>> Begin Material for this exercise
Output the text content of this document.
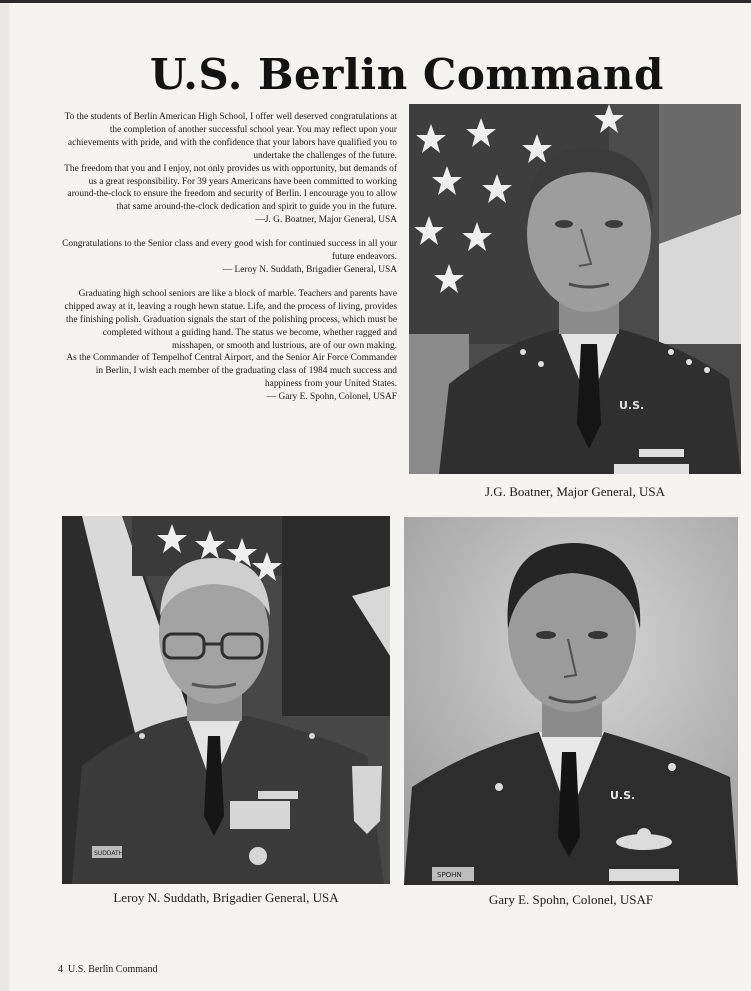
U.S. Berlin Command

To the students of Berlin American High School, I offer well deserved congratulations at the completion of another successful school year. You may reflect upon your achievements with pride, and with the confidence that your labors have qualified you to undertake the challenges of the future.

The freedom that you and I enjoy, not only provides us with opportunity, but demands of us a great responsibility. For 39 years Americans have been committed to working around-the-clock to ensure the freedom and security of Berlin. I encourage you to allow that same around-the-clock dedication and spirit to guide you in the future.

—J. G. Boatner, Major General, USA

Congratulations to the Senior class and every good wish for continued success in all your future endeavors.

— Leroy N. Suddath, Brigadier General, USA

Graduating high school seniors are like a block of marble. Teachers and parents have chipped away at it, leaving a rough hewn statue. Life, and the process of living, provides the finishing polish. Graduation signals the start of the polishing process, which must be completed without a guiding hand. The status we become, whether ragged and misshapen, or smooth and lustrious, are of our own making.

As the Commander of Tempelhof Central Airport, and the Senior Air Force Commander in Berlin, I wish each member of the graduating class of 1984 much success and happiness from your United States.

— Gary E. Spohn, Colonel, USAF
U.S.

J.G. Boatner, Major General, USA

SUDDATH

Leroy N. Suddath, Brigadier General, USA

U.S.
SPOHN

Gary E. Spohn, Colonel, USAF

4 U.S. Berlin Command
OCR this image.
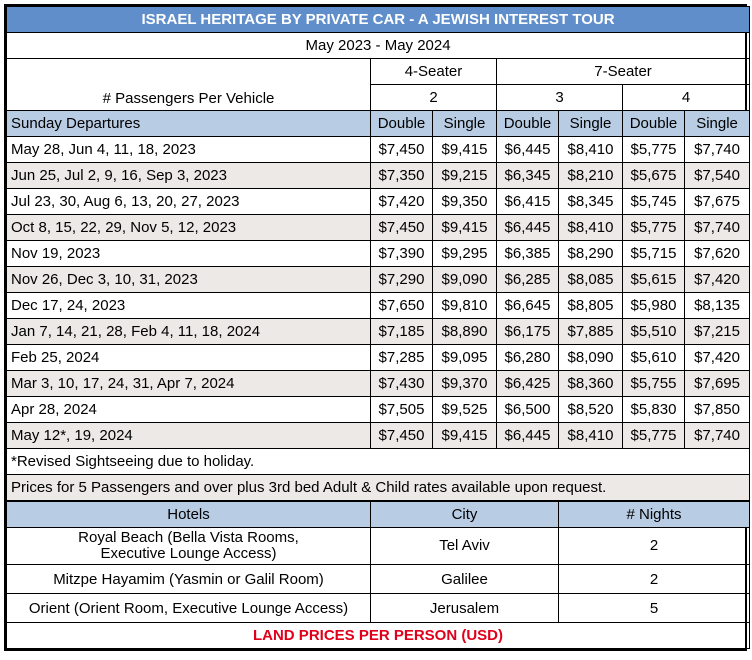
ISRAEL HERITAGE BY PRIVATE CAR - A JEWISH INTEREST TOUR						
May 2023 - May 2024						
# Passengers Per Vehicle	4-Seater		7-Seater			
	2		3		4	
Sunday Departures	Double	Single	Double	Single	Double	Single
May 28, Jun 4, 11, 18, 2023	$7,450	$9,415	$6,445	$8,410	$5,775	$7,740
Jun 25, Jul 2, 9, 16, Sep 3, 2023	$7,350	$9,215	$6,345	$8,210	$5,675	$7,540
Jul 23, 30, Aug 6, 13, 20, 27, 2023	$7,420	$9,350	$6,415	$8,345	$5,745	$7,675
Oct 8, 15, 22, 29, Nov 5, 12, 2023	$7,450	$9,415	$6,445	$8,410	$5,775	$7,740
Nov 19, 2023	$7,390	$9,295	$6,385	$8,290	$5,715	$7,620
Nov 26, Dec 3, 10, 31, 2023	$7,290	$9,090	$6,285	$8,085	$5,615	$7,420
Dec 17, 24, 2023	$7,650	$9,810	$6,645	$8,805	$5,980	$8,135
Jan 7, 14, 21, 28, Feb 4, 11, 18, 2024	$7,185	$8,890	$6,175	$7,885	$5,510	$7,215
Feb 25, 2024	$7,285	$9,095	$6,280	$8,090	$5,610	$7,420
Mar 3, 10, 17, 24, 31, Apr 7, 2024	$7,430	$9,370	$6,425	$8,360	$5,755	$7,695
Apr 28, 2024	$7,505	$9,525	$6,500	$8,520	$5,830	$7,850
May 12*, 19, 2024	$7,450	$9,415	$6,445	$8,410	$5,775	$7,740
*Revised Sightseeing due to holiday.						
Prices for 5 Passengers and over plus 3rd bed Adult & Child rates available upon request.						
Hotels	City	# Nights
Royal Beach (Bella Vista Rooms,
Executive Lounge Access)	Tel Aviv	2
Mitzpe Hayamim (Yasmin or Galil Room)	Galilee	2
Orient (Orient Room, Executive Lounge Access)	Jerusalem	5
LAND PRICES PER PERSON (USD)		
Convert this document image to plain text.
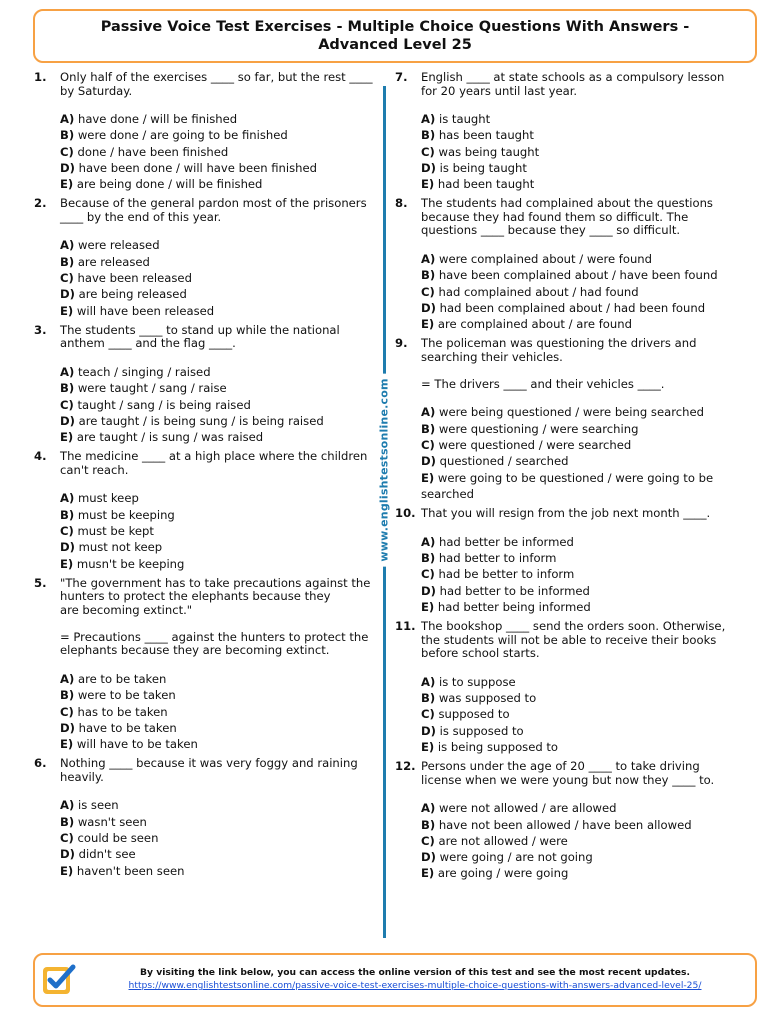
Passive Voice Test Exercises - Multiple Choice Questions With Answers -
Advanced Level 25
1. Only half of the exercises ____ so far, but the rest ____
by Saturday.
A) have done / will be finished
B) were done / are going to be finished
C) done / have been finished
D) have been done / will have been finished
E) are being done / will be finished
2. Because of the general pardon most of the prisoners
____ by the end of this year.
A) were released
B) are released
C) have been released
D) are being released
E) will have been released
3. The students ____ to stand up while the national
anthem ____ and the flag ____.
A) teach / singing / raised
B) were taught / sang / raise
C) taught / sang / is being raised
D) are taught / is being sung / is being raised
E) are taught / is sung / was raised
4. The medicine ____ at a high place where the children
can't reach.
A) must keep
B) must be keeping
C) must be kept
D) must not keep
E) musn't be keeping
5. "The government has to take precautions against the
hunters to protect the elephants because they
are becoming extinct."

= Precautions ____ against the hunters to protect the
elephants because they are becoming extinct.
A) are to be taken
B) were to be taken
C) has to be taken
D) have to be taken
E) will have to be taken
6. Nothing ____ because it was very foggy and raining
heavily.
A) is seen
B) wasn't seen
C) could be seen
D) didn't see
E) haven't been seen
www.englishtestsonline.com
7. English ____ at state schools as a compulsory lesson
for 20 years until last year.
A) is taught
B) has been taught
C) was being taught
D) is being taught
E) had been taught
8. The students had complained about the questions
because they had found them so difficult. The
questions ____ because they ____ so difficult.
A) were complained about / were found
B) have been complained about / have been found
C) had complained about / had found
D) had been complained about / had been found
E) are complained about / are found
9. The policeman was questioning the drivers and
searching their vehicles.

= The drivers ____ and their vehicles ____.
A) were being questioned / were being searched
B) were questioning / were searching
C) were questioned / were searched
D) questioned / searched
E) were going to be questioned / were going to be searched
10. That you will resign from the job next month ____.
A) had better be informed
B) had better to inform
C) had be better to inform
D) had better to be informed
E) had better being informed
11. The bookshop ____ send the orders soon. Otherwise,
the students will not be able to receive their books
before school starts.
A) is to suppose
B) was supposed to
C) supposed to
D) is supposed to
E) is being supposed to
12. Persons under the age of 20 ____ to take driving
license when we were young but now they ____ to.
A) were not allowed / are allowed
B) have not been allowed / have been allowed
C) are not allowed / were
D) were going / are not going
E) are going / were going
By visiting the link below, you can access the online version of this test and see the most recent updates.
https://www.englishtestsonline.com/passive-voice-test-exercises-multiple-choice-questions-with-answers-advanced-level-25/
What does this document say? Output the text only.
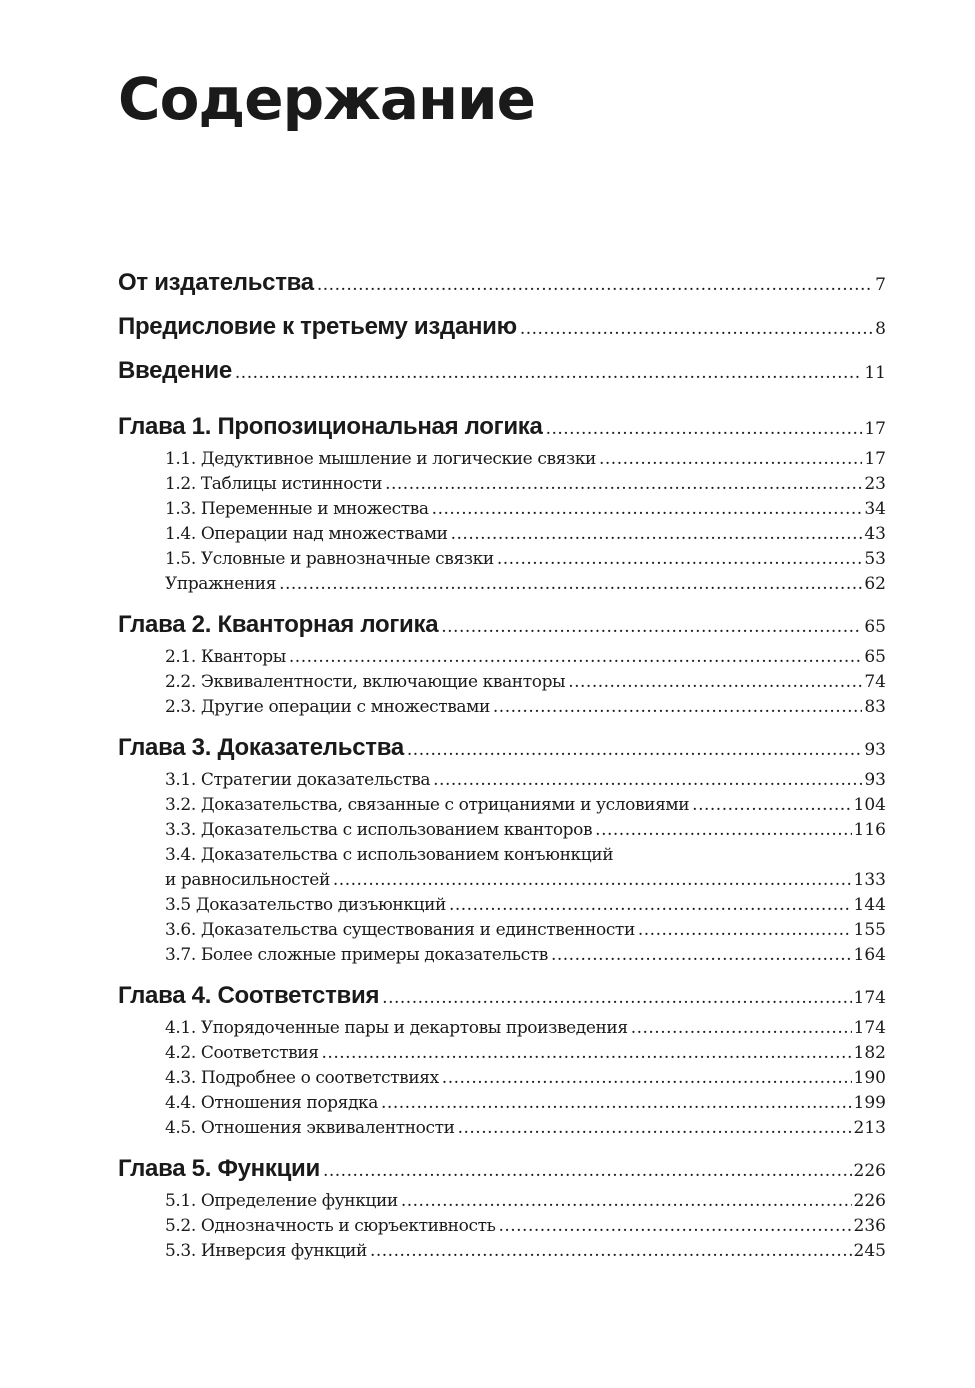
Содержание
От издательства .....	7
Предисловие к третьему изданию .....	8
Введение .....	11
Глава 1. Пропозициональная логика .....	17
1.1. Дедуктивное мышление и логические связки .....	17
1.2. Таблицы истинности .....	23
1.3. Переменные и множества .....	34
1.4. Операции над множествами .....	43
1.5. Условные и равнозначные связки .....	53
Упражнения .....	62
Глава 2. Кванторная логика .....	65
2.1. Кванторы .....	65
2.2. Эквивалентности, включающие кванторы .....	74
2.3. Другие операции с множествами .....	83
Глава 3. Доказательства .....	93
3.1. Стратегии доказательства .....	93
3.2. Доказательства, связанные с отрицаниями и условиями .....	104
3.3. Доказательства с использованием кванторов .....	116
3.4. Доказательства с использованием конъюнкций
и равносильностей .....	133
3.5 Доказательство дизъюнкций .....	144
3.6. Доказательства существования и единственности .....	155
3.7. Более сложные примеры доказательств .....	164
Глава 4. Соответствия .....	174
4.1. Упорядоченные пары и декартовы произведения .....	174
4.2. Соответствия .....	182
4.3. Подробнее о соответствиях .....	190
4.4. Отношения порядка .....	199
4.5. Отношения эквивалентности .....	213
Глава 5. Функции .....	226
5.1. Определение функции .....	226
5.2. Однозначность и сюръективность .....	236
5.3. Инверсия функций .....	245
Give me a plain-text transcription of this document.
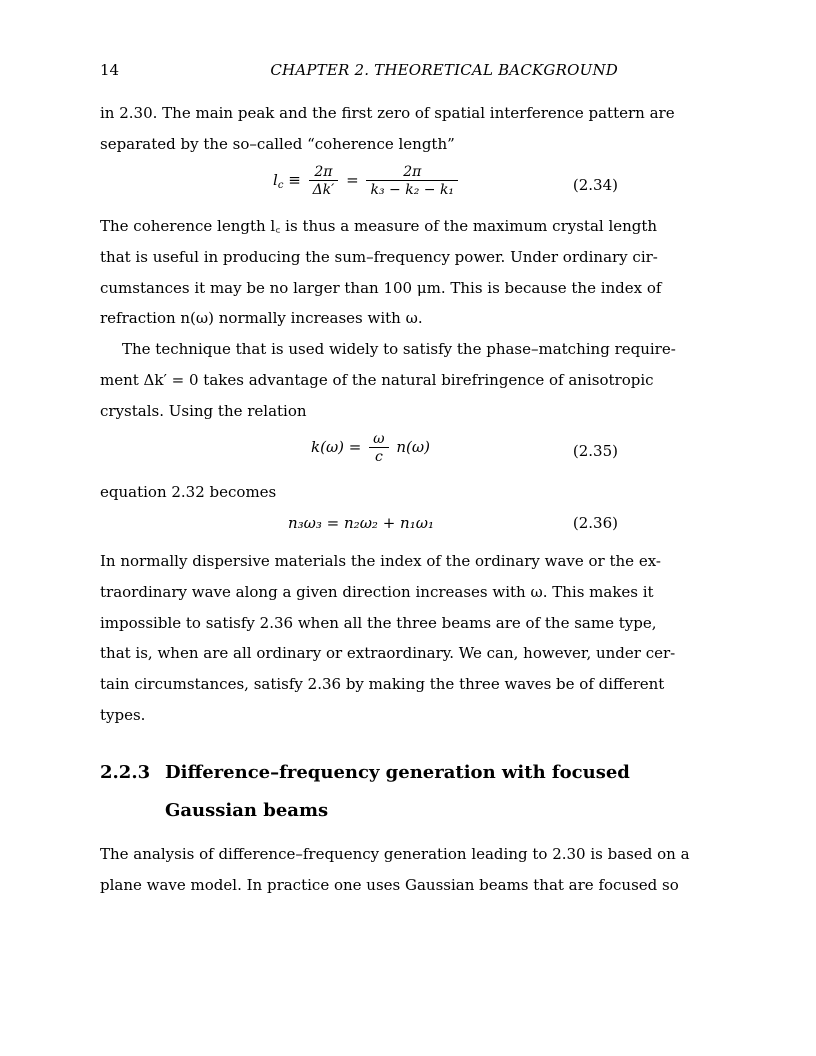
14	CHAPTER 2. THEORETICAL BACKGROUND
in 2.30. The main peak and the first zero of spatial interference pattern are
separated by the so–called “coherence length”
$l_c \equiv \frac{2\pi}{\Delta k'} = \frac{2\pi}{\text{k₃ − k₂ − k₁}}$	(2.34)
The coherence length l꜀ is thus a measure of the maximum crystal length
that is useful in producing the sum–frequency power. Under ordinary cir-
cumstances it may be no larger than 100 μm. This is because the index of
refraction n(ω) normally increases with ω.
The technique that is used widely to satisfy the phase–matching require-
ment Δk′ = 0 takes advantage of the natural birefringence of anisotropic
crystals. Using the relation
$k(\omega) = \frac{\omega}{c} n(\omega)$	(2.35)
equation 2.32 becomes
n₃ω₃ = n₂ω₂ + n₁ω₁	(2.36)
In normally dispersive materials the index of the ordinary wave or the ex-
traordinary wave along a given direction increases with ω. This makes it
impossible to satisfy 2.36 when all the three beams are of the same type,
that is, when are all ordinary or extraordinary. We can, however, under cer-
tain circumstances, satisfy 2.36 by making the three waves be of different
types.
2.2.3 Difference–frequency generation with focused
Gaussian beams
The analysis of difference–frequency generation leading to 2.30 is based on a
plane wave model. In practice one uses Gaussian beams that are focused so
>> End Material for this exercise
(The task): Tally up the lines of the listing containing the word "length". Give only the total.

(Reply to the exercise): 2